Stated problem: Write out the full set of records below exactly.

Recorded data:
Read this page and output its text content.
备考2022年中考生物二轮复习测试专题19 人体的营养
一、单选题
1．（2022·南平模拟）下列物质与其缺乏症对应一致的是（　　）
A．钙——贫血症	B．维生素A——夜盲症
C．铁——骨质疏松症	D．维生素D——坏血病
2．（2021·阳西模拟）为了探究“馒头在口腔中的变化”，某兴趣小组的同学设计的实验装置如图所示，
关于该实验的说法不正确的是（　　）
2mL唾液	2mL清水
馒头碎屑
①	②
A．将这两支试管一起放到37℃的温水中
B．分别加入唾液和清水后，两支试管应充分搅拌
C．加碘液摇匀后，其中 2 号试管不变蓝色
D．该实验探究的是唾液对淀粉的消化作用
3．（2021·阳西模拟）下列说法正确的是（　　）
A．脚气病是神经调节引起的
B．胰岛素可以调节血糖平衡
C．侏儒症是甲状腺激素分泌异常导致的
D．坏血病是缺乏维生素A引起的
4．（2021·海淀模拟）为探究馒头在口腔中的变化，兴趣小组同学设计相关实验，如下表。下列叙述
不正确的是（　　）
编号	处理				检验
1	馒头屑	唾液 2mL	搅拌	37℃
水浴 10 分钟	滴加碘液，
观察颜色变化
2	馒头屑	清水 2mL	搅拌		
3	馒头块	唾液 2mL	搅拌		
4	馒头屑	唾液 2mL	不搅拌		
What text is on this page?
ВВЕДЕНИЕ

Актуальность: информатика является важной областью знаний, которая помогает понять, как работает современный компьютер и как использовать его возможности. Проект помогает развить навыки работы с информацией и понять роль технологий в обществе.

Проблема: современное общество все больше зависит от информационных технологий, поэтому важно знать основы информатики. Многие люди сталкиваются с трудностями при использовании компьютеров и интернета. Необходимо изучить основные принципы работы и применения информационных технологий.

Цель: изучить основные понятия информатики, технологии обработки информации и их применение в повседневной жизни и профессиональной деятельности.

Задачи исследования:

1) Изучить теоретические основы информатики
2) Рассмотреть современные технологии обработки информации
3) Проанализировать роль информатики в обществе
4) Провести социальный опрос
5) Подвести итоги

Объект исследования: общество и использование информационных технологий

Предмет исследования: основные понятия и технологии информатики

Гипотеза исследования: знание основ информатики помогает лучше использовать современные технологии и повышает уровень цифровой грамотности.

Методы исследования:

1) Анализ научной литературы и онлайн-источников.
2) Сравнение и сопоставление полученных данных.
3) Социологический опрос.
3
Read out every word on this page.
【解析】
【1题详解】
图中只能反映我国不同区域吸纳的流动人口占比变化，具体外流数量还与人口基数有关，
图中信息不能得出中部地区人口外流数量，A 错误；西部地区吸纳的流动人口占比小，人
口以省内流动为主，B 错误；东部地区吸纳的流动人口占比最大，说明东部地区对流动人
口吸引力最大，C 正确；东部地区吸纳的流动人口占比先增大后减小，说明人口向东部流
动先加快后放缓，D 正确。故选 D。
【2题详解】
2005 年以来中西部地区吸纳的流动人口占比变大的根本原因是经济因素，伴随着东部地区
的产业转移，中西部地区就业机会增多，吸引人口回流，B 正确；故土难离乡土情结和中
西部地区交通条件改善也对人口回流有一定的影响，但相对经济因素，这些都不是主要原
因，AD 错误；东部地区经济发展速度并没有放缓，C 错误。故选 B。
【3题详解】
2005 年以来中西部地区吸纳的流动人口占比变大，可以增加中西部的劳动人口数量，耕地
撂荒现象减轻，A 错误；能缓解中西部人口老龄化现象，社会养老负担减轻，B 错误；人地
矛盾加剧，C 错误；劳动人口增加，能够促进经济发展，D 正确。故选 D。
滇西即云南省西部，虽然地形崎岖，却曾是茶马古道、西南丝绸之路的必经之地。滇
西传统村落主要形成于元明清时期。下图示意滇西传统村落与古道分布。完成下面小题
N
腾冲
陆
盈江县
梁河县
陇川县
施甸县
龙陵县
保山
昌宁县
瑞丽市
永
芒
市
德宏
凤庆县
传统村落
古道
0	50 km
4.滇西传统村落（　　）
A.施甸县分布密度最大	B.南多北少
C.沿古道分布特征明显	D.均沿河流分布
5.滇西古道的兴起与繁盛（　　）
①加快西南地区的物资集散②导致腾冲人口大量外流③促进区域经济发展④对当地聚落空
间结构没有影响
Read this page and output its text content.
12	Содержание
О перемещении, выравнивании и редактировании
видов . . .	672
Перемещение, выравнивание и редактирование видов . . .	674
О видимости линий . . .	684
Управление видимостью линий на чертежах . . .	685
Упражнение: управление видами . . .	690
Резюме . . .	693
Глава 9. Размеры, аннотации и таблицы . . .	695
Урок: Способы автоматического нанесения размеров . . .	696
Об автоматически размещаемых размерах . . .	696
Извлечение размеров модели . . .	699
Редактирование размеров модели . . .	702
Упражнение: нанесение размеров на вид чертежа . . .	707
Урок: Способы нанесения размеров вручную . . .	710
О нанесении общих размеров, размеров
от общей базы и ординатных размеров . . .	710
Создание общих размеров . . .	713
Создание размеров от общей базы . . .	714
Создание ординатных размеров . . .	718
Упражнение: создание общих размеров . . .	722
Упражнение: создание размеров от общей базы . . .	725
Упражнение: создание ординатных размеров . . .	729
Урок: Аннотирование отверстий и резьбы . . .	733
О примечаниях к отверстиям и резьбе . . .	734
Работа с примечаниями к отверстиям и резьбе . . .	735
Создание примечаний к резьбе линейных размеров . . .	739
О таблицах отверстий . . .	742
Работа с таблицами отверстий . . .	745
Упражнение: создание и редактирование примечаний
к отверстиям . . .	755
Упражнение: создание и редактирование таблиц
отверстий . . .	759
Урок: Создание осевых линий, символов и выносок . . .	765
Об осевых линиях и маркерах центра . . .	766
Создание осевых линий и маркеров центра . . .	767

Answer in full:
Read this page and output its text content.
备考2022年中考生物二轮复习测试专题19 人体的营养
一、单选题
1．（2022·南平模拟）下列物质与其缺乏症对应一致的是（　　）
A．钙——贫血症	B．维生素A——夜盲症
C．铁——骨质疏松症	D．维生素D——坏血病
2．（2021·阳西模拟）为了探究“馒头在口腔中的变化”，某兴趣小组的同学设计的实验装置如图所示，
关于该实验的说法不正确的是（　　）
2mL唾液	2mL清水
馒头碎屑
①	②
A．将这两支试管一起放到37℃的温水中
B．分别加入唾液和清水后，两支试管应充分搅拌
C．加碘液摇匀后，其中 2 号试管不变蓝色
D．该实验探究的是唾液对淀粉的消化作用
3．（2021·阳西模拟）下列说法正确的是（　　）
A．脚气病是神经调节引起的
B．胰岛素可以调节血糖平衡
C．侏儒症是甲状腺激素分泌异常导致的
D．坏血病是缺乏维生素A引起的
4．（2021·海淀模拟）为探究馒头在口腔中的变化，兴趣小组同学设计相关实验，如下表。下列叙述
不正确的是（　　）
编号	处理				检验
1	馒头屑	唾液 2mL	搅拌	37℃
水浴 10 分钟	滴加碘液，
观察颜色变化
2	馒头屑	清水 2mL	搅拌		
3	馒头块	唾液 2mL	搅拌		
4	馒头屑	唾液 2mL	不搅拌		
What text is on this page?
ВВЕДЕНИЕ

Актуальность: информатика является важной областью знаний, которая помогает понять, как работает современный компьютер и как использовать его возможности. Проект помогает развить навыки работы с информацией и понять роль технологий в обществе.

Проблема: современное общество все больше зависит от информационных технологий, поэтому важно знать основы информатики. Многие люди сталкиваются с трудностями при использовании компьютеров и интернета. Необходимо изучить основные принципы работы и применения информационных технологий.

Цель: изучить основные понятия информатики, технологии обработки информации и их применение в повседневной жизни и профессиональной деятельности.

Задачи исследования:

1) Изучить теоретические основы информатики
2) Рассмотреть современные технологии обработки информации
3) Проанализировать роль информатики в обществе
4) Провести социальный опрос
5) Подвести итоги

Объект исследования: общество и использование информационных технологий

Предмет исследования: основные понятия и технологии информатики

Гипотеза исследования: знание основ информатики помогает лучше использовать современные технологии и повышает уровень цифровой грамотности.

Методы исследования:

1) Анализ научной литературы и онлайн-источников.
2) Сравнение и сопоставление полученных данных.
3) Социологический опрос.
3
Read out every word on this page.
【解析】
【1题详解】
图中只能反映我国不同区域吸纳的流动人口占比变化，具体外流数量还与人口基数有关，
图中信息不能得出中部地区人口外流数量，A 错误；西部地区吸纳的流动人口占比小，人
口以省内流动为主，B 错误；东部地区吸纳的流动人口占比最大，说明东部地区对流动人
口吸引力最大，C 正确；东部地区吸纳的流动人口占比先增大后减小，说明人口向东部流
动先加快后放缓，D 正确。故选 D。
【2题详解】
2005 年以来中西部地区吸纳的流动人口占比变大的根本原因是经济因素，伴随着东部地区
的产业转移，中西部地区就业机会增多，吸引人口回流，B 正确；故土难离乡土情结和中
西部地区交通条件改善也对人口回流有一定的影响，但相对经济因素，这些都不是主要原
因，AD 错误；东部地区经济发展速度并没有放缓，C 错误。故选 B。
【3题详解】
2005 年以来中西部地区吸纳的流动人口占比变大，可以增加中西部的劳动人口数量，耕地
撂荒现象减轻，A 错误；能缓解中西部人口老龄化现象，社会养老负担减轻，B 错误；人地
矛盾加剧，C 错误；劳动人口增加，能够促进经济发展，D 正确。故选 D。
滇西即云南省西部，虽然地形崎岖，却曾是茶马古道、西南丝绸之路的必经之地。滇
西传统村落主要形成于元明清时期。下图示意滇西传统村落与古道分布。完成下面小题
N
腾冲
陆
盈江县
梁河县
陇川县
施甸县
龙陵县
保山
昌宁县
瑞丽市
永
芒
市
德宏
凤庆县
传统村落
古道
0	50 km
4.滇西传统村落（　　）
A.施甸县分布密度最大	B.南多北少
C.沿古道分布特征明显	D.均沿河流分布
5.滇西古道的兴起与繁盛（　　）
①加快西南地区的物资集散②导致腾冲人口大量外流③促进区域经济发展④对当地聚落空
间结构没有影响
Read this page and output its text content.
12	Содержание
О перемещении, выравнивании и редактировании
видов . . .	672
Перемещение, выравнивание и редактирование видов . . .	674
О видимости линий . . .	684
Управление видимостью линий на чертежах . . .	685
Упражнение: управление видами . . .	690
Резюме . . .	693
Глава 9. Размеры, аннотации и таблицы . . .	695
Урок: Способы автоматического нанесения размеров . . .	696
Об автоматически размещаемых размерах . . .	696
Извлечение размеров модели . . .	699
Редактирование размеров модели . . .	702
Упражнение: нанесение размеров на вид чертежа . . .	707
Урок: Способы нанесения размеров вручную . . .	710
О нанесении общих размеров, размеров
от общей базы и ординатных размеров . . .	710
Создание общих размеров . . .	713
Создание размеров от общей базы . . .	714
Создание ординатных размеров . . .	718
Упражнение: создание общих размеров . . .	722
Упражнение: создание размеров от общей базы . . .	725
Упражнение: создание ординатных размеров . . .	729
Урок: Аннотирование отверстий и резьбы . . .	733
О примечаниях к отверстиям и резьбе . . .	734
Работа с примечаниями к отверстиям и резьбе . . .	735
Создание примечаний к резьбе линейных размеров . . .	739
О таблицах отверстий . . .	742
Работа с таблицами отверстий . . .	745
Упражнение: создание и редактирование примечаний
к отверстиям . . .	755
Упражнение: создание и редактирование таблиц
отверстий . . .	759
Урок: Создание осевых линий, символов и выносок . . .	765
Об осевых линиях и маркерах центра . . .	766
Создание осевых линий и маркеров центра . . .	767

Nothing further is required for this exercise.